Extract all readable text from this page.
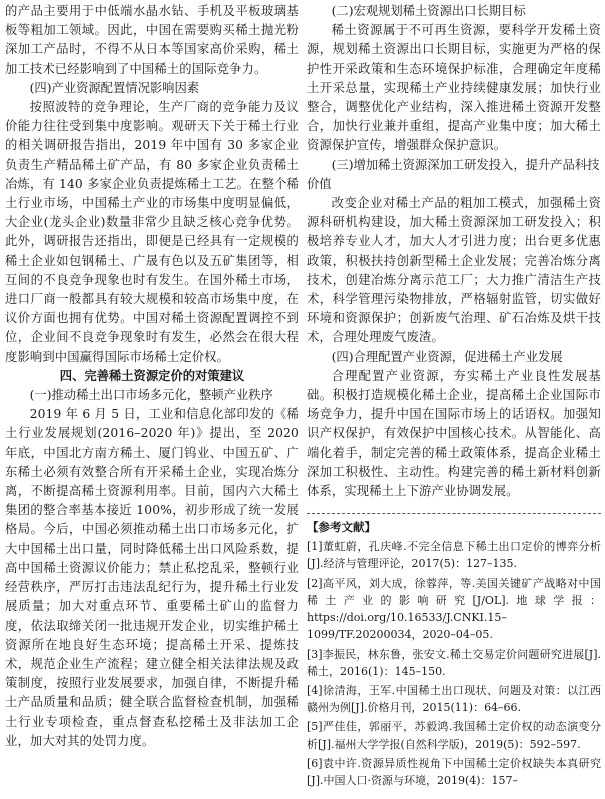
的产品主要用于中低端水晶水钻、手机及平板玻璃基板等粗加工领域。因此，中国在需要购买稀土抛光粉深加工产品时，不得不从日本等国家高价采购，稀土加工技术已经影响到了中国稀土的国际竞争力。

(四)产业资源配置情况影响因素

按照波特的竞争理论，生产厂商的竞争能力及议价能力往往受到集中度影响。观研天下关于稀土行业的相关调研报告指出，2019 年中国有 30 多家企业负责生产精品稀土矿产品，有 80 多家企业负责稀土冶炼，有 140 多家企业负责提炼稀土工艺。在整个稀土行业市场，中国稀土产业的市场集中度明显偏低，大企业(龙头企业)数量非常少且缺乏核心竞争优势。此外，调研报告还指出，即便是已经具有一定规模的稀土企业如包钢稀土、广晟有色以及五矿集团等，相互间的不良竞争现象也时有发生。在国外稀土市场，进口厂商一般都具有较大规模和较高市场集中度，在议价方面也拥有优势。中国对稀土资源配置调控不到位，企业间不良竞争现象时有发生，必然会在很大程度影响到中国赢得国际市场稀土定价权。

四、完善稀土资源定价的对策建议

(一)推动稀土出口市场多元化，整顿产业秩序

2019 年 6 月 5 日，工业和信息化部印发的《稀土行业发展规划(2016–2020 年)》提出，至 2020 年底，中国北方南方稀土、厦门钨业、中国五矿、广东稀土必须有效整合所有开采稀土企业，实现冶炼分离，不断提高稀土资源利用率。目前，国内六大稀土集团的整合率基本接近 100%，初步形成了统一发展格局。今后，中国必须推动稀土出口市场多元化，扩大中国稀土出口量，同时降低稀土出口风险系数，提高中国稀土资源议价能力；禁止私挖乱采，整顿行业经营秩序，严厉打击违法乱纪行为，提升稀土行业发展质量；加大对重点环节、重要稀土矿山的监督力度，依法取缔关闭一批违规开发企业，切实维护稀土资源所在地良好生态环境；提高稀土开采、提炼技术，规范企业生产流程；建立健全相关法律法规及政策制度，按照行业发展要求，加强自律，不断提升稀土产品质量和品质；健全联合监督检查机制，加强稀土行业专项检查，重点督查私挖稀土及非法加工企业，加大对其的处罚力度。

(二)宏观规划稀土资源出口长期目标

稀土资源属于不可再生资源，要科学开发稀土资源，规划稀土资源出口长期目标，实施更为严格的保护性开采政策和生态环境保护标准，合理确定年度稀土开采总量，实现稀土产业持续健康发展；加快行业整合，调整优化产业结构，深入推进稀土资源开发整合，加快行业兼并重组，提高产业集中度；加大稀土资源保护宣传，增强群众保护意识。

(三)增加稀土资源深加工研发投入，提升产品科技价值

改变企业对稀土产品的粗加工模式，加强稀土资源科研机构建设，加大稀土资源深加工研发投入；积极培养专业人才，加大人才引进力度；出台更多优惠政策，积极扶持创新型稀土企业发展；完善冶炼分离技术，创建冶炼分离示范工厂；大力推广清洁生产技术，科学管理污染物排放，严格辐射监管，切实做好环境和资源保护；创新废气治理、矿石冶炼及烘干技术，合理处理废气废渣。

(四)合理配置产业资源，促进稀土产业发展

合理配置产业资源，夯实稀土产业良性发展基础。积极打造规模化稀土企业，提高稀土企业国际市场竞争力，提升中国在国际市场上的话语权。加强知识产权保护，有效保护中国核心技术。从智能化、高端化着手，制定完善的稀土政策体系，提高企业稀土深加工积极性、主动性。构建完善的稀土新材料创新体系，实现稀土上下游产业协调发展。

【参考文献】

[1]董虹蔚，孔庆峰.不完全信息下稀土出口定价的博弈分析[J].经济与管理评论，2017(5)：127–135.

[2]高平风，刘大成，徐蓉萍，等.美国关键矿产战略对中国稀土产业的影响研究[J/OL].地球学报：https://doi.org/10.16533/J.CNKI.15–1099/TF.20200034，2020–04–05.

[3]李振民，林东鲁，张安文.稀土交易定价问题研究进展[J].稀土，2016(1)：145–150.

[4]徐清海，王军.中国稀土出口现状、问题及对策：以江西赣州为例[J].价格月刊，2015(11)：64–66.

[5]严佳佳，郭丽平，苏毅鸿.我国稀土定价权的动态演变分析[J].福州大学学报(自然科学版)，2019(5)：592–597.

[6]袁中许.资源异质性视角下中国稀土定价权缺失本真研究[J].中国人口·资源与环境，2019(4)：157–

::::::

→ Stated goal: Copy out the lines in which the string "合理配置产业资源" appears.

→ Reply:
(四)合理配置产业资源，促进稀土产业发展
合理配置产业资源，夯实稀土产业良性发展基础。积极打造规模化稀土企业，提高稀土企业国际市场竞争力，提升中国在国际市场上的话语权。加强知识产权保护，有效保护中国核心技术。从智能化、高端化着手，制定完善的稀土政策体系，提高企业稀土深加工积极性、主动性。构建完善的稀土新材料创新体系，实现稀土上下游产业协调发展。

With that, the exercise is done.